● **Task objective**
Pull out every line in the data that has the string "Medical" in it.

[Part of a data file]
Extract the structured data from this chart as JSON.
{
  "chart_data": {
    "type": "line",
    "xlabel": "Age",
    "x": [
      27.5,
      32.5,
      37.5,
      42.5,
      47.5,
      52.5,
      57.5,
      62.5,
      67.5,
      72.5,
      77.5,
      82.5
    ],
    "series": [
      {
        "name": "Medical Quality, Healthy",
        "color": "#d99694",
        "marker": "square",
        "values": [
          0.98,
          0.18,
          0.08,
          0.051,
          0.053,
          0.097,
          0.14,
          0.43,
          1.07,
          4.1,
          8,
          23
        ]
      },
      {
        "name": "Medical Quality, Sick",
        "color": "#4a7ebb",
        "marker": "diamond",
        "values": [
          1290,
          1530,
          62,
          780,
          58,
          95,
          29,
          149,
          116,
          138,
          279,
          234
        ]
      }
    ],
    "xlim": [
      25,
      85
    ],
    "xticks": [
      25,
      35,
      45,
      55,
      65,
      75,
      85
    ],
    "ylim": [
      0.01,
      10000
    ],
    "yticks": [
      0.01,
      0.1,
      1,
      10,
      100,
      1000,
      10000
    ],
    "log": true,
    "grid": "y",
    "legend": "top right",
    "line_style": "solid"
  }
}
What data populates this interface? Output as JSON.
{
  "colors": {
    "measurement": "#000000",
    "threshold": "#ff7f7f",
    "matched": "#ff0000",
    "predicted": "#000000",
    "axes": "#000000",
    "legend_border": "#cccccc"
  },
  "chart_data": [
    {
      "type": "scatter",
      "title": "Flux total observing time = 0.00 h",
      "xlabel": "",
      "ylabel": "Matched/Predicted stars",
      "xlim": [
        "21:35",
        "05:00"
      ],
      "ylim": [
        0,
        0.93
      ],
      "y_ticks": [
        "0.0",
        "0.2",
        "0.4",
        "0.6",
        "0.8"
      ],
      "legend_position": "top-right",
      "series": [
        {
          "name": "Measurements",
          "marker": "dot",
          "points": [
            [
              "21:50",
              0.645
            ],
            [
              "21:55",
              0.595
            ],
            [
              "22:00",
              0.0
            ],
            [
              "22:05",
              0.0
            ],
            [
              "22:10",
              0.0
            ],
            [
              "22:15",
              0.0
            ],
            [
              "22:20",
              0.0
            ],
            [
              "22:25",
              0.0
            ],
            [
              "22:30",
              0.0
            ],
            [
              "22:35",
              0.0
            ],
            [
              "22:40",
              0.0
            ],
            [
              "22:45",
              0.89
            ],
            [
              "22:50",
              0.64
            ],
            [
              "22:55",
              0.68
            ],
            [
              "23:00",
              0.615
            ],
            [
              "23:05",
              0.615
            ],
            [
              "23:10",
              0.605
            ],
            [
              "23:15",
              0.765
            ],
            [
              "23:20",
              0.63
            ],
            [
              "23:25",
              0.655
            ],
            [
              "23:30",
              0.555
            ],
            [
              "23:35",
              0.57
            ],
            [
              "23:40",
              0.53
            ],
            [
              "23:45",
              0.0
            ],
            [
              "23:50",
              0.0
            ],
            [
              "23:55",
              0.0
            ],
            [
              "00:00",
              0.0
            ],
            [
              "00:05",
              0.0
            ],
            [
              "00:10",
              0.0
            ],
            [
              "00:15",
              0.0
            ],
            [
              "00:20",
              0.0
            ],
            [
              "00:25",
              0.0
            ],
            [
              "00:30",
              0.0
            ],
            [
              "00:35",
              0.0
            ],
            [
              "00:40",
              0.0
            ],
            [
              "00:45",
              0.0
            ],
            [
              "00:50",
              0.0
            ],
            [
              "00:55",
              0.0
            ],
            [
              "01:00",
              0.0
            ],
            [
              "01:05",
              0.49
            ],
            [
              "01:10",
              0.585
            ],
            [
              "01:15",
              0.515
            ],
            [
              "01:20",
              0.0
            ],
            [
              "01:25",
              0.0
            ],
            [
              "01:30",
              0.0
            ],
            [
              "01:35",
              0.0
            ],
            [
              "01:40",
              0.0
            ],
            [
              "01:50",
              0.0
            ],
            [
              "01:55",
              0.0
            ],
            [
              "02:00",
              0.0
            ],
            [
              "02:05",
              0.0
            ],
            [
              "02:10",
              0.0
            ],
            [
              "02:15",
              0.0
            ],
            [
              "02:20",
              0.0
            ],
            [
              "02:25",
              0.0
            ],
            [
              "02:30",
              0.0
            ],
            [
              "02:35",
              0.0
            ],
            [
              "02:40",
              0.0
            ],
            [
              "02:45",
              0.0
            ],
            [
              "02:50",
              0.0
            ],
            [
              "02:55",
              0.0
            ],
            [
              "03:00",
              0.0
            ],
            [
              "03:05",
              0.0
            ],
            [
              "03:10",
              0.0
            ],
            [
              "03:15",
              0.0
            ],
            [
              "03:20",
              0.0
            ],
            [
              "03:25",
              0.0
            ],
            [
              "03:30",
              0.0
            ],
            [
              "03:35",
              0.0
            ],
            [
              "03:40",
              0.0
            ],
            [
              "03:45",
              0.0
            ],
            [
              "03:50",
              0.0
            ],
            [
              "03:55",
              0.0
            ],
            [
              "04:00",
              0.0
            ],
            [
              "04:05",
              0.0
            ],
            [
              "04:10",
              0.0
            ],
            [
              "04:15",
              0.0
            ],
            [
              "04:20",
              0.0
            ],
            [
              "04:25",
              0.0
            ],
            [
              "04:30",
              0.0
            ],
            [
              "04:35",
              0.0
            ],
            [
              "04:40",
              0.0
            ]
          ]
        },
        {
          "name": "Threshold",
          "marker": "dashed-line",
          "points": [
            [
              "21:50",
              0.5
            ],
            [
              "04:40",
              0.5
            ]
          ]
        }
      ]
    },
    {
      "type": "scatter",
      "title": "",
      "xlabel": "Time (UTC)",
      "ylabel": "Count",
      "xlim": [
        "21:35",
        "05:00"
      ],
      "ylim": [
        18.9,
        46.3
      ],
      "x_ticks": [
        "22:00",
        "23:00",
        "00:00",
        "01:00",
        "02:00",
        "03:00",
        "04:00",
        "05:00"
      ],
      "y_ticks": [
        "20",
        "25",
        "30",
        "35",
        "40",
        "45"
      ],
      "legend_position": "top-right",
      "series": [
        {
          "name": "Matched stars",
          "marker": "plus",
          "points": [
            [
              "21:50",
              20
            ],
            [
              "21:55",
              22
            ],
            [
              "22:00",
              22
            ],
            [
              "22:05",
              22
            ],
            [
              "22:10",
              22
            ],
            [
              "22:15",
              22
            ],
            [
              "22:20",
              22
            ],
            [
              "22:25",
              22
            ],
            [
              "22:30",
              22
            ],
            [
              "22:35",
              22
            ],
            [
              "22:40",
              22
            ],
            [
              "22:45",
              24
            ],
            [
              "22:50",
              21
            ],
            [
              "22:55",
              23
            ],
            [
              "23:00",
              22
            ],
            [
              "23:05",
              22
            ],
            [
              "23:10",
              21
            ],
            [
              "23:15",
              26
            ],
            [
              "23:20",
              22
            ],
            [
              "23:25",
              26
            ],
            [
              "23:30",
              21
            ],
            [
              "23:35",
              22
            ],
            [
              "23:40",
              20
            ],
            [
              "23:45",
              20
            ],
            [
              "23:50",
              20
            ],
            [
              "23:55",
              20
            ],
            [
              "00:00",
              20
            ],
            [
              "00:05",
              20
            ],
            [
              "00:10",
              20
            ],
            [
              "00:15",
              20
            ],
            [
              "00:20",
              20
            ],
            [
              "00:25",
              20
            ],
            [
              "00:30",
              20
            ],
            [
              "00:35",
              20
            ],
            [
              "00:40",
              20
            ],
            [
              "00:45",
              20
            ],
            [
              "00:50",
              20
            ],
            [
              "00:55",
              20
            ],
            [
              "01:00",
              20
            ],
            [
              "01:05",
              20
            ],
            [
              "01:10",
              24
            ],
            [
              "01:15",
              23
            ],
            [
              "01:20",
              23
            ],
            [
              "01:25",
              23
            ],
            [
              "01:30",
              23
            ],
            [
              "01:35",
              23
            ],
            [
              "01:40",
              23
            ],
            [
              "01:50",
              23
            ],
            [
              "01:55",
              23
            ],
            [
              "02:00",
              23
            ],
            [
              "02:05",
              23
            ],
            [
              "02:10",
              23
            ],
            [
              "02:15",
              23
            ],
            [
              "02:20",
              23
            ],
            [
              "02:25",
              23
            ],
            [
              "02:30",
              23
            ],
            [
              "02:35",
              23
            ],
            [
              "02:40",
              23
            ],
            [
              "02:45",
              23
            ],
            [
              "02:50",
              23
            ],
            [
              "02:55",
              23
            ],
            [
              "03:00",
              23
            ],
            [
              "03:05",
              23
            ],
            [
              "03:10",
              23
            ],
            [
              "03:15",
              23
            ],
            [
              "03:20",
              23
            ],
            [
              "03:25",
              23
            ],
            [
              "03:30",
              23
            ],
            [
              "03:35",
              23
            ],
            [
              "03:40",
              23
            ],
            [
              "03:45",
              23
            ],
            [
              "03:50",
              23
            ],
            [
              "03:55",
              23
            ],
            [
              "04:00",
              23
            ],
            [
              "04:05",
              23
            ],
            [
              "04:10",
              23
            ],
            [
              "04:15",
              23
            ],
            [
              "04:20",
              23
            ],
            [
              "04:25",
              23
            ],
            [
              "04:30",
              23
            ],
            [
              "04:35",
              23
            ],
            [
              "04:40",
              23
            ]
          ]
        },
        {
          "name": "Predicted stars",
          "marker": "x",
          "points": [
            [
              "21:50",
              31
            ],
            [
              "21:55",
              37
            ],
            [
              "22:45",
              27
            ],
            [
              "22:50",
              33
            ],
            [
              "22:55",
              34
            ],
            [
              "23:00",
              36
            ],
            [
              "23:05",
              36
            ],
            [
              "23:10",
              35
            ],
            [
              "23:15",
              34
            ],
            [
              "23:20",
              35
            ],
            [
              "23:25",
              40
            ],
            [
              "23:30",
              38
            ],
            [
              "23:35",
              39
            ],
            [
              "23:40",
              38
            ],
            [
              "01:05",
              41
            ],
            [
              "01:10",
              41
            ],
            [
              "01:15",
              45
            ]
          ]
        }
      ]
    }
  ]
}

● **Correct answer**
        "name": "Medical Quality, Healthy",
        "name": "Medical Quality, Sick",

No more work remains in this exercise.